*The task*
Your task is to gather the lines below that hold the string "States".
-- START The input --
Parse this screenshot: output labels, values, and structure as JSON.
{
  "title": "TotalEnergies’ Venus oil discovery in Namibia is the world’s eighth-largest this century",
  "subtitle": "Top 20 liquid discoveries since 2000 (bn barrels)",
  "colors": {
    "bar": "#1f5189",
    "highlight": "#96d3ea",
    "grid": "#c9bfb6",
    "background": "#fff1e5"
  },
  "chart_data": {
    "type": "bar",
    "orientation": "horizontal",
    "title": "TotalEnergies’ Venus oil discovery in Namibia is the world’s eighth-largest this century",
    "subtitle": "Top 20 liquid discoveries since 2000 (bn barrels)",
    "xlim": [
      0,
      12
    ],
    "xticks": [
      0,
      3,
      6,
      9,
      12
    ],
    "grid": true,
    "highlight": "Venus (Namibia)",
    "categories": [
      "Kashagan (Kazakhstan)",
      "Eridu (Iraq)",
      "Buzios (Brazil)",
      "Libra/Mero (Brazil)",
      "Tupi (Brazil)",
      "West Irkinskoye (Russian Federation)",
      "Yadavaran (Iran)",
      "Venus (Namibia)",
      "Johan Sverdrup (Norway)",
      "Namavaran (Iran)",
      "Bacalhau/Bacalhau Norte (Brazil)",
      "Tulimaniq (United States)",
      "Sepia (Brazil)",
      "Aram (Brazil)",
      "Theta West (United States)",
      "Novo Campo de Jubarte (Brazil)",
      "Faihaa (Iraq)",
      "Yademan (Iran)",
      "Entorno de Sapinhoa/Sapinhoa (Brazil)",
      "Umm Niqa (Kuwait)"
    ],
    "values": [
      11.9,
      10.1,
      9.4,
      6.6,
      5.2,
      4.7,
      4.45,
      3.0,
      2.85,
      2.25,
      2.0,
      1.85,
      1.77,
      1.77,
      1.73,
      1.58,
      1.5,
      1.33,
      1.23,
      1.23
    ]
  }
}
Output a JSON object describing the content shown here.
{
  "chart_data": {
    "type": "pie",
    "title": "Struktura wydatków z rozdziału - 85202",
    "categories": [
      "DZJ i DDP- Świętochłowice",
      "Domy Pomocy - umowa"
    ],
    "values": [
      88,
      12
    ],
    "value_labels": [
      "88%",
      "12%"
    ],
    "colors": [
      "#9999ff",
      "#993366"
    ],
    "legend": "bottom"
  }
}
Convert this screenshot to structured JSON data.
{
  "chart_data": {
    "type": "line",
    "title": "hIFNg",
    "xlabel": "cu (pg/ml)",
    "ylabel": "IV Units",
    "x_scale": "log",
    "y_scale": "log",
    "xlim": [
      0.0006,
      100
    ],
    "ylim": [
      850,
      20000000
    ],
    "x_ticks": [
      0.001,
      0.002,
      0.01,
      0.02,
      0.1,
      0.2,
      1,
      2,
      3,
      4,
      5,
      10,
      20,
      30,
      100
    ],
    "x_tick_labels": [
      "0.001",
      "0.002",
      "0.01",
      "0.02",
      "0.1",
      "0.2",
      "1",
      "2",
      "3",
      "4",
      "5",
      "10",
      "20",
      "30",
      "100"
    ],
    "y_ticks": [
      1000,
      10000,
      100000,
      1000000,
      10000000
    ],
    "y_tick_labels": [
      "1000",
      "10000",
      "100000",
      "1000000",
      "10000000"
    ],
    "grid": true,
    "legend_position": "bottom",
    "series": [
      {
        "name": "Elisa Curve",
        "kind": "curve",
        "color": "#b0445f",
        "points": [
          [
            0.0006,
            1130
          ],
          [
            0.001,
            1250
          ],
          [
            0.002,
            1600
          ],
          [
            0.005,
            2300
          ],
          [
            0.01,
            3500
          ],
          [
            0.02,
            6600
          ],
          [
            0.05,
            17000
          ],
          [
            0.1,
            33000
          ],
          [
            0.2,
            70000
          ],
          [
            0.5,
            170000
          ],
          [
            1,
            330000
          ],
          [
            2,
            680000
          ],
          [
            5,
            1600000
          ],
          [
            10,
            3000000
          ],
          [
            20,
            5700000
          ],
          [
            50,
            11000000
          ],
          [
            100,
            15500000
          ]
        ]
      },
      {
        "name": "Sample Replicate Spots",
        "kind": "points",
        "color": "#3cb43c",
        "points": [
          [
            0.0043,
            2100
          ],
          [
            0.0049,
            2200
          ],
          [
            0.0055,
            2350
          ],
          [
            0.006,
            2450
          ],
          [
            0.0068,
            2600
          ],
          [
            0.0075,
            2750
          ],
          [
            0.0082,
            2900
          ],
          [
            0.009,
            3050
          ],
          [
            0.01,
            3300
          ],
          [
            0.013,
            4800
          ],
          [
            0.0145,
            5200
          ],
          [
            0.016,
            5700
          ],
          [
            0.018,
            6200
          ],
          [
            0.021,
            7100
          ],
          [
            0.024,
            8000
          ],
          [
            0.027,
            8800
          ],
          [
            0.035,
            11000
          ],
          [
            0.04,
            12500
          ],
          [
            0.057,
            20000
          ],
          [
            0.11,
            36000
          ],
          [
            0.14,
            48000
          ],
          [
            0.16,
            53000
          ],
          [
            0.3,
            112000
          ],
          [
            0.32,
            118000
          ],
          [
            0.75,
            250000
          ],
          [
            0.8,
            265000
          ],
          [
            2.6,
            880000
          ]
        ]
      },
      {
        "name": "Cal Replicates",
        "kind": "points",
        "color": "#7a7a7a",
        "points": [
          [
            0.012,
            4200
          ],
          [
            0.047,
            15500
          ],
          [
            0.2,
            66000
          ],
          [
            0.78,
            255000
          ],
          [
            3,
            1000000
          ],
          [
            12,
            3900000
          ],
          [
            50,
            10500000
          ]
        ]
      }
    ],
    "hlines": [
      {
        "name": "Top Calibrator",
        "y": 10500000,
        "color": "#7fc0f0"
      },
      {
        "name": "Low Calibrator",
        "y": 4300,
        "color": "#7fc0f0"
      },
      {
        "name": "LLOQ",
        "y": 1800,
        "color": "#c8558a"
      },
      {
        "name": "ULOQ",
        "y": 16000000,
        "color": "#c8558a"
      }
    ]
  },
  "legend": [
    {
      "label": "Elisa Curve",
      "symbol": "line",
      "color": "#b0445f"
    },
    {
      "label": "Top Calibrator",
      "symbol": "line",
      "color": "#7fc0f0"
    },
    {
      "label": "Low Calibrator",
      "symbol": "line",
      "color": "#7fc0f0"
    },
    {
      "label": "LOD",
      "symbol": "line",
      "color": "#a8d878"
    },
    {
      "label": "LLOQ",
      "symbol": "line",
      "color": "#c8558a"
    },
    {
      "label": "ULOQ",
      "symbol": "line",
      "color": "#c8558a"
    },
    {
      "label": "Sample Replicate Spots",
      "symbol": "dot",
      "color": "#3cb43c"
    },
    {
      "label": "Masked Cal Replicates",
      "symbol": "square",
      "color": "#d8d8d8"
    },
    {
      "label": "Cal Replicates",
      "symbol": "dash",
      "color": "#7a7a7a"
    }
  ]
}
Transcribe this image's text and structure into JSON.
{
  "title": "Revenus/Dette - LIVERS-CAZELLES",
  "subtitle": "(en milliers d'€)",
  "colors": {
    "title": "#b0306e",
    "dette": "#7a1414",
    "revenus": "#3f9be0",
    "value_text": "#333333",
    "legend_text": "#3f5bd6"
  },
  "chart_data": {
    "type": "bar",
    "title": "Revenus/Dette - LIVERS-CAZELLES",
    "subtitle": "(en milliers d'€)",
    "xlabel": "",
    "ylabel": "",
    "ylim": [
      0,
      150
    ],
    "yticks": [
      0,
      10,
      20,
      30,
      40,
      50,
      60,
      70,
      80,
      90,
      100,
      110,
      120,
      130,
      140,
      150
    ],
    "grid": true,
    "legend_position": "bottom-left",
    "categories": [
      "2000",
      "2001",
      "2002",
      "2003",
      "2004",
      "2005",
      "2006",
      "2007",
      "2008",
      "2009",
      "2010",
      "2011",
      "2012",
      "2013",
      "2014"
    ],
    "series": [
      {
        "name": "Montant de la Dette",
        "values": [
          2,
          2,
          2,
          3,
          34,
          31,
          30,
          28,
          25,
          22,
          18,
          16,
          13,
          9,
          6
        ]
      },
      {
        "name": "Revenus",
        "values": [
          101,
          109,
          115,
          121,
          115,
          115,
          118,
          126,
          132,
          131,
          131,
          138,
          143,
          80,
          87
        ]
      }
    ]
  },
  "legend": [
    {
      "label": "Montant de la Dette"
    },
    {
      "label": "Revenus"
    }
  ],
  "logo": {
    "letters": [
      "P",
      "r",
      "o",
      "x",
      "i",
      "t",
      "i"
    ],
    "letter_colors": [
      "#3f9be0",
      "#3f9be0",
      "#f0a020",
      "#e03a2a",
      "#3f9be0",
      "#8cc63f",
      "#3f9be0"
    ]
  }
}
-- END The input --
*Solution to this problem*
      "Tulimaniq (United States)",
      "Theta West (United States)",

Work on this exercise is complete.